(Records from a collection)

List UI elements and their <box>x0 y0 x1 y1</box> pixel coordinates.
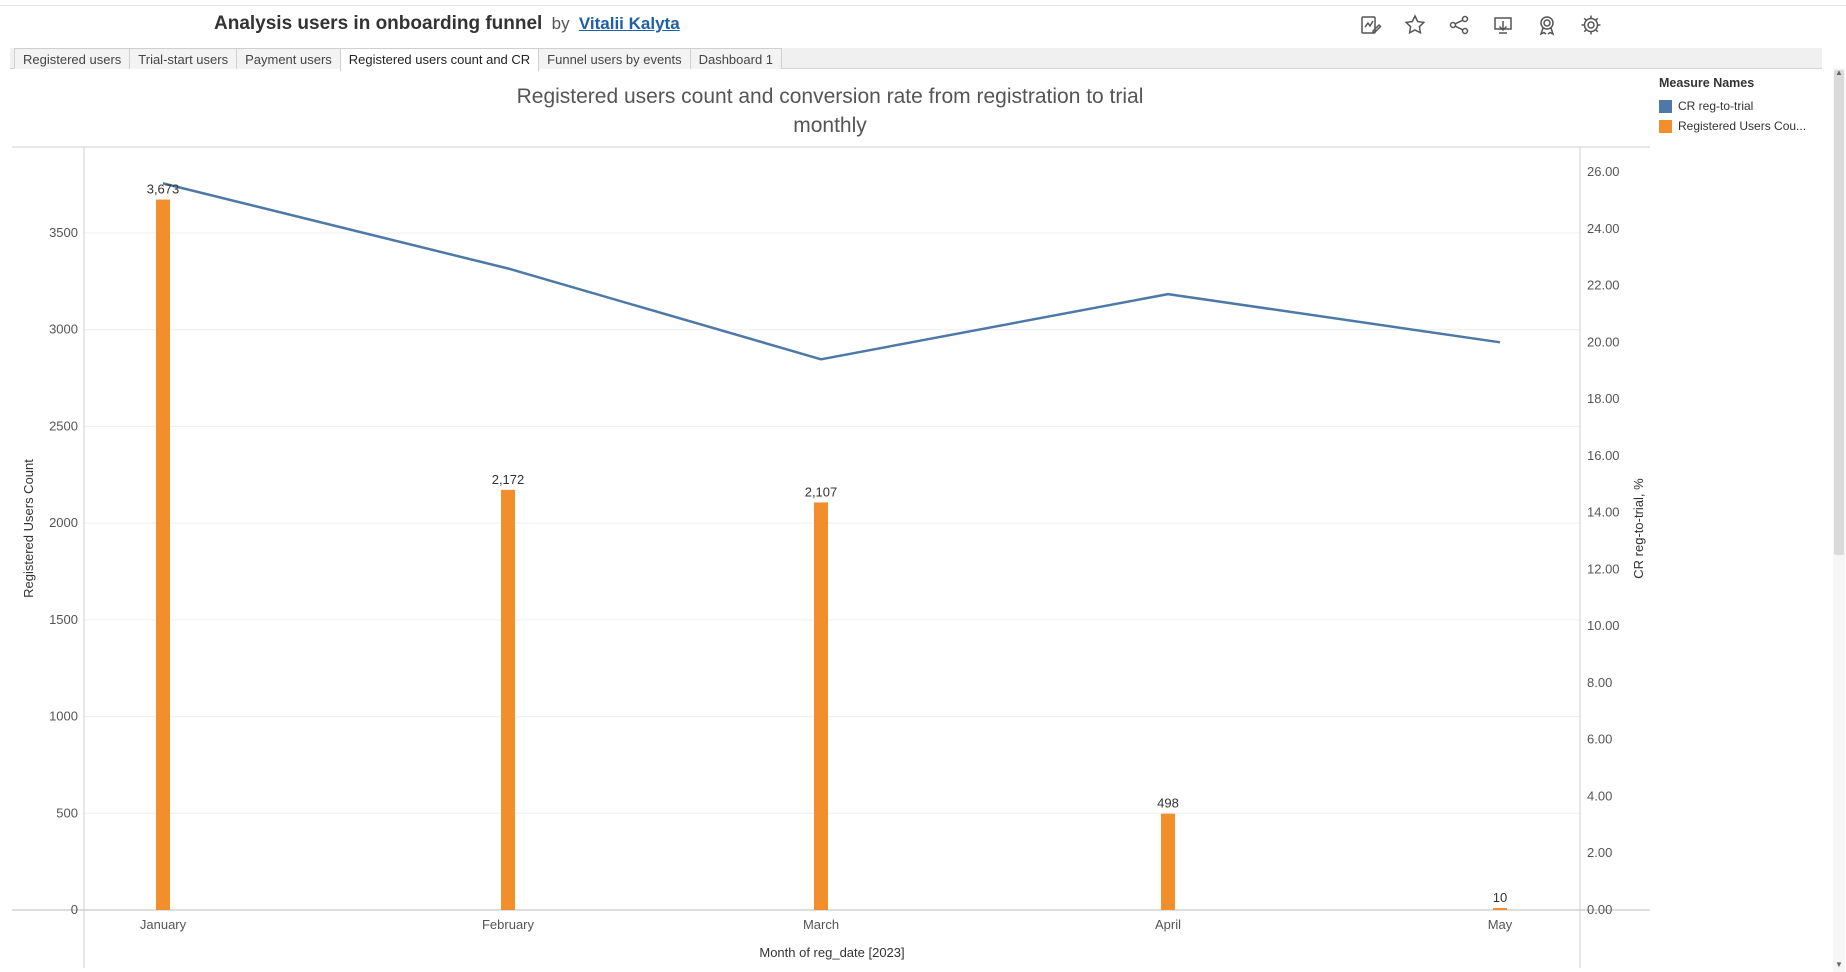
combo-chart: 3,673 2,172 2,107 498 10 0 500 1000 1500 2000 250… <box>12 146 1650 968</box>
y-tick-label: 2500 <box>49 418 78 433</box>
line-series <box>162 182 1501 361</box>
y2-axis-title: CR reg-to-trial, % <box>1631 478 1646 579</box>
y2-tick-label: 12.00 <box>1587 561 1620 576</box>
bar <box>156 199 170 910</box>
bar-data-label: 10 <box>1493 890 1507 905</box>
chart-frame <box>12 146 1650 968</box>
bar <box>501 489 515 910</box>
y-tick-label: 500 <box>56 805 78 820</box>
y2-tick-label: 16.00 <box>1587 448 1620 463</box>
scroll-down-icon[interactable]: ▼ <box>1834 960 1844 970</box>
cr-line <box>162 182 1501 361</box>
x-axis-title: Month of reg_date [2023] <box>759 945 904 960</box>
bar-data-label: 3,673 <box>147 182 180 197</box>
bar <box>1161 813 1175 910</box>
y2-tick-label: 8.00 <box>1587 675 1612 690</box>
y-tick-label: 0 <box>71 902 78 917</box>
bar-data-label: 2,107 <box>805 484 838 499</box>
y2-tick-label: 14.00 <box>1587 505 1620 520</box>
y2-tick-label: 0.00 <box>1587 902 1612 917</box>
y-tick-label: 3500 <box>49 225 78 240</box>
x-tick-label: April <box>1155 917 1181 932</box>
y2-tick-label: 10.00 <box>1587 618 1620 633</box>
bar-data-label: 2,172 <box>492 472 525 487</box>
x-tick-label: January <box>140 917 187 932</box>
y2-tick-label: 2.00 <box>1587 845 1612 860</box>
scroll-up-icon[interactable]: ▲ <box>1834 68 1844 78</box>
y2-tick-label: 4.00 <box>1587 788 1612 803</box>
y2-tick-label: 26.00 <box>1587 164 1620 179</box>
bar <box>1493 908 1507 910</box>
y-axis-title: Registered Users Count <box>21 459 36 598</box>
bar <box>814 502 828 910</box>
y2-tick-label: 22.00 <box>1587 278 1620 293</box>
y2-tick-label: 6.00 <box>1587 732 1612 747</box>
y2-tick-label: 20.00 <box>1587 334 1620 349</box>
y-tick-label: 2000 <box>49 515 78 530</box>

[Exercise directions]
Repeat the stretch of rows above from the line containing "combo-chart: 3,673 2,172" through the line containing "y2-tick-label: 4.00 <box>1587", keeping every character unchanged.

[Answer to the task]
combo-chart: 3,673 2,172 2,107 498 10 0 500 1000 1500 2000 250… <box>12 146 1650 968</box>
y-tick-label: 2500 <box>49 418 78 433</box>
line-series <box>162 182 1501 361</box>
y2-axis-title: CR reg-to-trial, % <box>1631 478 1646 579</box>
y2-tick-label: 12.00 <box>1587 561 1620 576</box>
bar <box>156 199 170 910</box>
bar-data-label: 10 <box>1493 890 1507 905</box>
chart-frame <box>12 146 1650 968</box>
bar <box>501 489 515 910</box>
y-tick-label: 500 <box>56 805 78 820</box>
y2-tick-label: 16.00 <box>1587 448 1620 463</box>
scroll-down-icon[interactable]: ▼ <box>1834 960 1844 970</box>
cr-line <box>162 182 1501 361</box>
x-axis-title: Month of reg_date [2023] <box>759 945 904 960</box>
bar-data-label: 3,673 <box>147 182 180 197</box>
bar <box>1161 813 1175 910</box>
y2-tick-label: 8.00 <box>1587 675 1612 690</box>
y-tick-label: 0 <box>71 902 78 917</box>
bar-data-label: 2,107 <box>805 484 838 499</box>
y2-tick-label: 14.00 <box>1587 505 1620 520</box>
y2-tick-label: 0.00 <box>1587 902 1612 917</box>
y-tick-label: 3500 <box>49 225 78 240</box>
x-tick-label: April <box>1155 917 1181 932</box>
y2-tick-label: 10.00 <box>1587 618 1620 633</box>
bar-data-label: 2,172 <box>492 472 525 487</box>
x-tick-label: January <box>140 917 187 932</box>
y2-tick-label: 2.00 <box>1587 845 1612 860</box>
scroll-up-icon[interactable]: ▲ <box>1834 68 1844 78</box>
y2-tick-label: 4.00 <box>1587 788 1612 803</box>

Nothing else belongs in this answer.